§ YOUR OBJECTIVE
Find every line in the records below that contains the word "title", and copy each such line.

(Excerpts from a figure dataset)
>> BEGIN

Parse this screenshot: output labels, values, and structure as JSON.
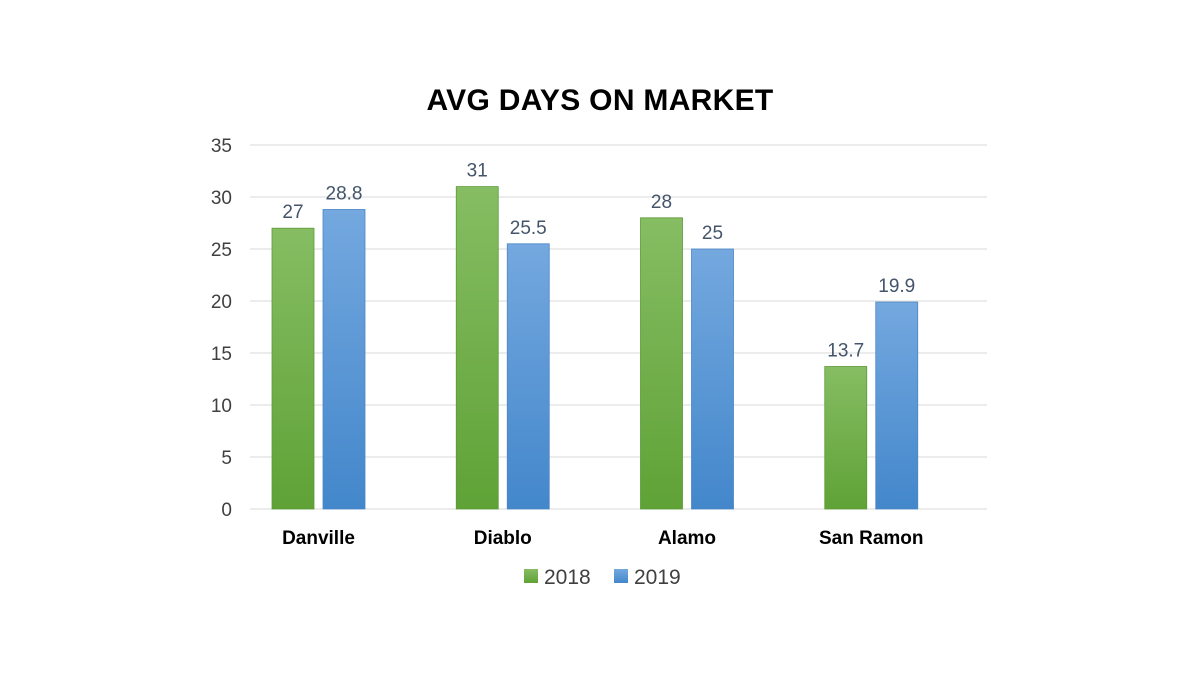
{
  "chart_data": {
    "type": "bar",
    "title": "AVG DAYS ON MARKET",
    "categories": [
      "Danville",
      "Diablo",
      "Alamo",
      "San Ramon"
    ],
    "series": [
      {
        "name": "2018",
        "values": [
          27,
          31,
          28,
          13.7
        ],
        "color": "#70ad47"
      },
      {
        "name": "2019",
        "values": [
          28.8,
          25.5,
          25,
          19.9
        ],
        "color": "#5b9bd5"
      }
    ],
    "data_labels": [
      [
        "27",
        "31",
        "28",
        "13.7"
      ],
      [
        "28.8",
        "25.5",
        "25",
        "19.9"
      ]
    ],
    "ylim": [
      0,
      35
    ],
    "yticks": [
      0,
      5,
      10,
      15,
      20,
      25,
      30,
      35
    ],
    "ytick_labels": [
      "0",
      "5",
      "10",
      "15",
      "20",
      "25",
      "30",
      "35"
    ],
    "grid": true,
    "legend_position": "bottom"
  }
}
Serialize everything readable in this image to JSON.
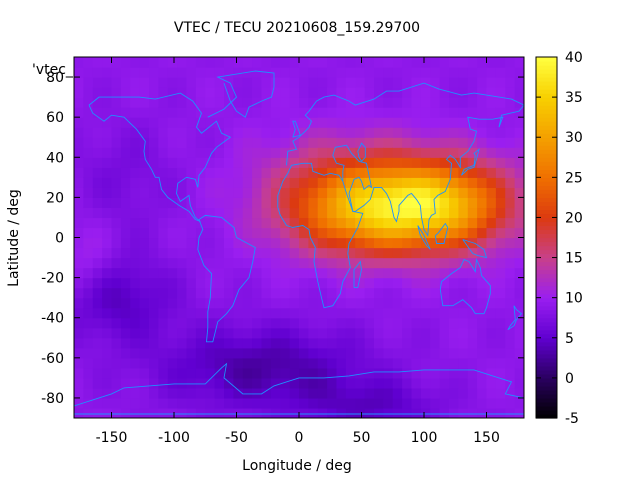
{
  "chart_data": {
    "type": "heatmap",
    "title": "VTEC / TECU 20210608_159.29700",
    "xlabel": "Longitude / deg",
    "ylabel": "Latitude / deg",
    "legend_entry": "'vtec_",
    "xlim": [
      -180,
      180
    ],
    "ylim": [
      -90,
      90
    ],
    "xticks": [
      -150,
      -100,
      -50,
      0,
      50,
      100,
      150
    ],
    "yticks": [
      -80,
      -60,
      -40,
      -20,
      0,
      20,
      40,
      60,
      80
    ],
    "colorbar": {
      "range": [
        -5,
        40
      ],
      "ticks": [
        -5,
        0,
        5,
        10,
        15,
        20,
        25,
        30,
        35,
        40
      ],
      "palette": [
        {
          "v": -5,
          "color": "#000000"
        },
        {
          "v": 0,
          "color": "#2a0060"
        },
        {
          "v": 5,
          "color": "#6000d0"
        },
        {
          "v": 10,
          "color": "#9a1ef0"
        },
        {
          "v": 15,
          "color": "#c8408a"
        },
        {
          "v": 20,
          "color": "#dc3a10"
        },
        {
          "v": 25,
          "color": "#f07000"
        },
        {
          "v": 30,
          "color": "#f4a000"
        },
        {
          "v": 35,
          "color": "#f8d000"
        },
        {
          "v": 40,
          "color": "#ffff40"
        }
      ]
    },
    "field": {
      "description_units": "TECU",
      "background": 9,
      "features": [
        {
          "lon": 85,
          "lat": 18,
          "amp": 21,
          "slon": 55,
          "slat": 16
        },
        {
          "lon": 50,
          "lat": 10,
          "amp": 9,
          "slon": 45,
          "slat": 14
        },
        {
          "lon": 120,
          "lat": 15,
          "amp": 7,
          "slon": 30,
          "slat": 14
        },
        {
          "lon": 25,
          "lat": 35,
          "amp": 3,
          "slon": 45,
          "slat": 15
        },
        {
          "lon": -150,
          "lat": -30,
          "amp": -5,
          "slon": 35,
          "slat": 15
        },
        {
          "lon": -30,
          "lat": -65,
          "amp": -6,
          "slon": 60,
          "slat": 15
        },
        {
          "lon": 60,
          "lat": -85,
          "amp": -4,
          "slon": 40,
          "slat": 10
        },
        {
          "lon": -170,
          "lat": -15,
          "amp": 3,
          "slon": 15,
          "slat": 15
        },
        {
          "lon": -140,
          "lat": 30,
          "amp": -2,
          "slon": 30,
          "slat": 20
        }
      ]
    },
    "coastline_color": "#1e90ff"
  }
}
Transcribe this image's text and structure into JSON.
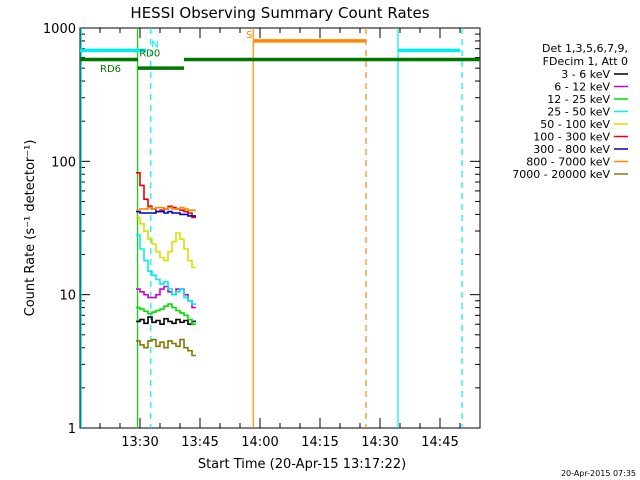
{
  "chart_data": {
    "type": "line",
    "title": "HESSI Observing Summary Count Rates",
    "xlabel": "Start Time (20-Apr-15 13:17:22)",
    "ylabel": "Count Rate (s⁻¹ detector⁻¹)",
    "y_scale": "log",
    "xlim_minutes": [
      795,
      895
    ],
    "ylim": [
      1,
      1000
    ],
    "x_ticks": [
      {
        "value": 810,
        "label": "13:30"
      },
      {
        "value": 825,
        "label": "13:45"
      },
      {
        "value": 840,
        "label": "14:00"
      },
      {
        "value": 855,
        "label": "14:15"
      },
      {
        "value": 870,
        "label": "14:30"
      },
      {
        "value": 885,
        "label": "14:45"
      }
    ],
    "y_ticks": [
      {
        "value": 1,
        "label": "1"
      },
      {
        "value": 10,
        "label": "10"
      },
      {
        "value": 100,
        "label": "100"
      },
      {
        "value": 1000,
        "label": "1000"
      }
    ],
    "legend": {
      "placement": "right",
      "header": [
        "Det 1,3,5,6,7,9,",
        "FDecim 1, Att 0"
      ],
      "entries": [
        {
          "label": "3 - 6 keV",
          "color": "#000000"
        },
        {
          "label": "6 - 12 keV",
          "color": "#cc00cc"
        },
        {
          "label": "12 - 25 keV",
          "color": "#00dd00"
        },
        {
          "label": "25 - 50 keV",
          "color": "#00eeee"
        },
        {
          "label": "50 - 100 keV",
          "color": "#dddd00"
        },
        {
          "label": "100 - 300 keV",
          "color": "#ee0000"
        },
        {
          "label": "300 - 800 keV",
          "color": "#0000cc"
        },
        {
          "label": "800 - 7000 keV",
          "color": "#ff8800"
        },
        {
          "label": "7000 - 20000 keV",
          "color": "#887700"
        }
      ]
    },
    "series": [
      {
        "name": "3 - 6 keV",
        "color": "#000000",
        "x": [
          809.5,
          810.5,
          811.5,
          812.5,
          813.5,
          814.5,
          815.5,
          816.5,
          817.5,
          818.5,
          819.5,
          820.5,
          821.5,
          822.5,
          823.5
        ],
        "y": [
          6.3,
          6.5,
          6.1,
          6.8,
          6.2,
          6.4,
          6.0,
          6.6,
          6.3,
          6.1,
          6.5,
          6.2,
          6.4,
          6.0,
          6.3
        ]
      },
      {
        "name": "6 - 12 keV",
        "color": "#cc00cc",
        "x": [
          809.5,
          810.5,
          811.5,
          812.5,
          813.5,
          814.5,
          815.5,
          816.5,
          817.5,
          818.5,
          819.5,
          820.5,
          821.5,
          822.5,
          823.5
        ],
        "y": [
          11,
          10.5,
          10,
          9.5,
          9.5,
          10,
          11,
          11.5,
          10.5,
          10,
          11,
          11,
          10,
          9,
          8
        ]
      },
      {
        "name": "12 - 25 keV",
        "color": "#00dd00",
        "x": [
          809.5,
          810.5,
          811.5,
          812.5,
          813.5,
          814.5,
          815.5,
          816.5,
          817.5,
          818.5,
          819.5,
          820.5,
          821.5,
          822.5,
          823.5
        ],
        "y": [
          8,
          7.8,
          7.5,
          7.2,
          7.4,
          7.6,
          7.8,
          8.2,
          8.5,
          8.0,
          7.6,
          7.3,
          7.0,
          6.5,
          6.0
        ]
      },
      {
        "name": "25 - 50 keV",
        "color": "#00eeee",
        "x": [
          809.5,
          810.5,
          811.5,
          812.5,
          813.5,
          814.5,
          815.5,
          816.5,
          817.5,
          818.5,
          819.5,
          820.5,
          821.5,
          822.5,
          823.5
        ],
        "y": [
          28,
          22,
          18,
          15,
          14,
          13,
          12,
          12.5,
          11,
          10,
          10.5,
          11,
          9.5,
          9,
          8.5
        ]
      },
      {
        "name": "50 - 100 keV",
        "color": "#dddd00",
        "x": [
          809.5,
          810.5,
          811.5,
          812.5,
          813.5,
          814.5,
          815.5,
          816.5,
          817.5,
          818.5,
          819.5,
          820.5,
          821.5,
          822.5,
          823.5
        ],
        "y": [
          38,
          34,
          30,
          26,
          24,
          21,
          19,
          18,
          21,
          25,
          29,
          26,
          22,
          18,
          16
        ]
      },
      {
        "name": "100 - 300 keV",
        "color": "#ee0000",
        "x": [
          809.5,
          810.5,
          811.5,
          812.5,
          813.5,
          814.5,
          815.5,
          816.5,
          817.5,
          818.5,
          819.5,
          820.5,
          821.5,
          822.5,
          823.5
        ],
        "y": [
          82,
          66,
          52,
          46,
          44,
          42,
          43,
          44,
          46,
          45,
          44,
          43,
          42,
          41,
          38
        ]
      },
      {
        "name": "300 - 800 keV",
        "color": "#0000cc",
        "x": [
          809.5,
          810.5,
          811.5,
          812.5,
          813.5,
          814.5,
          815.5,
          816.5,
          817.5,
          818.5,
          819.5,
          820.5,
          821.5,
          822.5,
          823.5
        ],
        "y": [
          42,
          41,
          41,
          41,
          41,
          42,
          42,
          41,
          42,
          41,
          41,
          40,
          40,
          39,
          39
        ]
      },
      {
        "name": "800 - 7000 keV",
        "color": "#ff8800",
        "x": [
          809.5,
          810.5,
          811.5,
          812.5,
          813.5,
          814.5,
          815.5,
          816.5,
          817.5,
          818.5,
          819.5,
          820.5,
          821.5,
          822.5,
          823.5
        ],
        "y": [
          43,
          44,
          44,
          45,
          44,
          45,
          45,
          44,
          45,
          44,
          44,
          45,
          44,
          43,
          43
        ]
      },
      {
        "name": "7000 - 20000 keV",
        "color": "#887700",
        "x": [
          809.5,
          810.5,
          811.5,
          812.5,
          813.5,
          814.5,
          815.5,
          816.5,
          817.5,
          818.5,
          819.5,
          820.5,
          821.5,
          822.5,
          823.5
        ],
        "y": [
          4.5,
          4.2,
          4.0,
          4.5,
          4.6,
          4.1,
          4.4,
          4.0,
          4.5,
          4.3,
          4.1,
          4.6,
          4.0,
          3.8,
          3.5
        ]
      }
    ],
    "vertical_markers": [
      {
        "x": 795.3,
        "color": "#00eeee",
        "style": "solid"
      },
      {
        "x": 812.7,
        "color": "#00eeee",
        "style": "dashed"
      },
      {
        "x": 809.4,
        "color": "#00dd00",
        "style": "solid"
      },
      {
        "x": 838.3,
        "color": "#ff8800",
        "style": "solid"
      },
      {
        "x": 866.5,
        "color": "#ff8800",
        "style": "dashed"
      },
      {
        "x": 874.5,
        "color": "#00eeee",
        "style": "solid"
      },
      {
        "x": 890.5,
        "color": "#00eeee",
        "style": "dashed"
      }
    ],
    "status_bars": [
      {
        "label": "N",
        "color": "#00eeee",
        "y": 680,
        "x_start": 795,
        "x_end": 811.5,
        "label_x": 812.8
      },
      {
        "label": "N",
        "color": "#00eeee",
        "y": 680,
        "x_start": 874.5,
        "x_end": 890,
        "label_x": null
      },
      {
        "label": "RD0",
        "color": "#007700",
        "y": 580,
        "x_start": 795,
        "x_end": 809.5,
        "label_x": 809.8
      },
      {
        "label": "RD0",
        "color": "#007700",
        "y": 580,
        "x_start": 821,
        "x_end": 895,
        "label_x": null
      },
      {
        "label": "RD6",
        "color": "#007700",
        "y": 500,
        "x_start": 809.5,
        "x_end": 821,
        "label_x": 800
      },
      {
        "label": "S",
        "color": "#ff8800",
        "y": 800,
        "x_start": 838.5,
        "x_end": 866.5,
        "label_x": 836.5
      }
    ]
  },
  "footer": {
    "timestamp": "20-Apr-2015 07:35"
  }
}
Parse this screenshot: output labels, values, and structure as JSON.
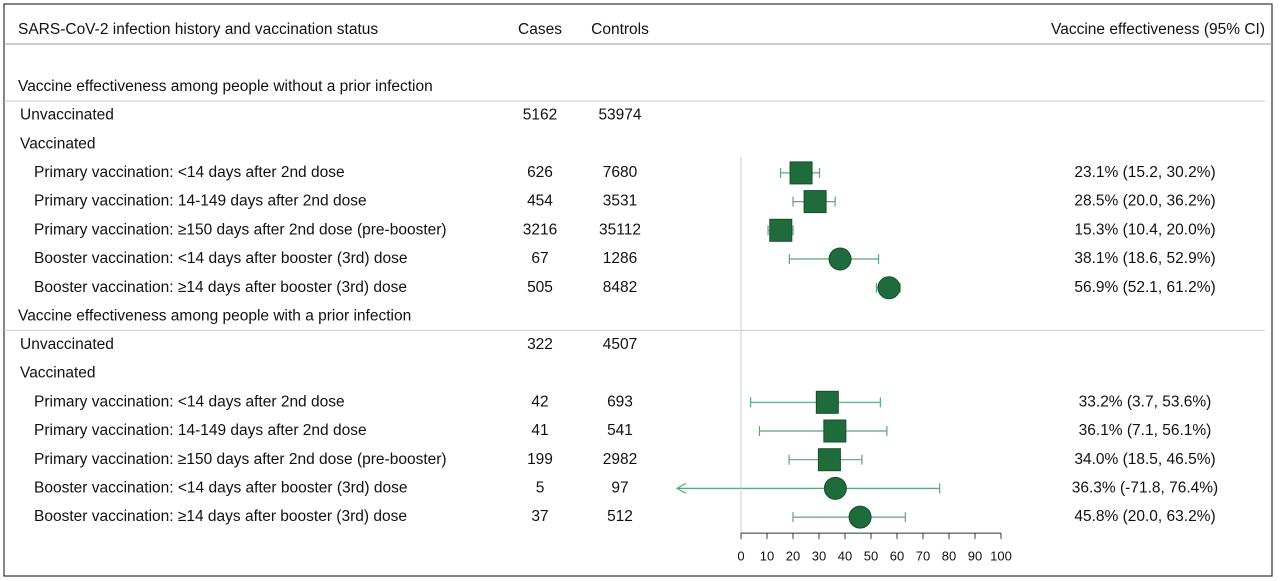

>> END

§ EXERCISE RESPONSE
    "title": "AVG DAYS ON MARKET",
    "title": "VTEC / TECU 20210608_159.29700",
    "title": "HESSI Observing Summary Count Rates",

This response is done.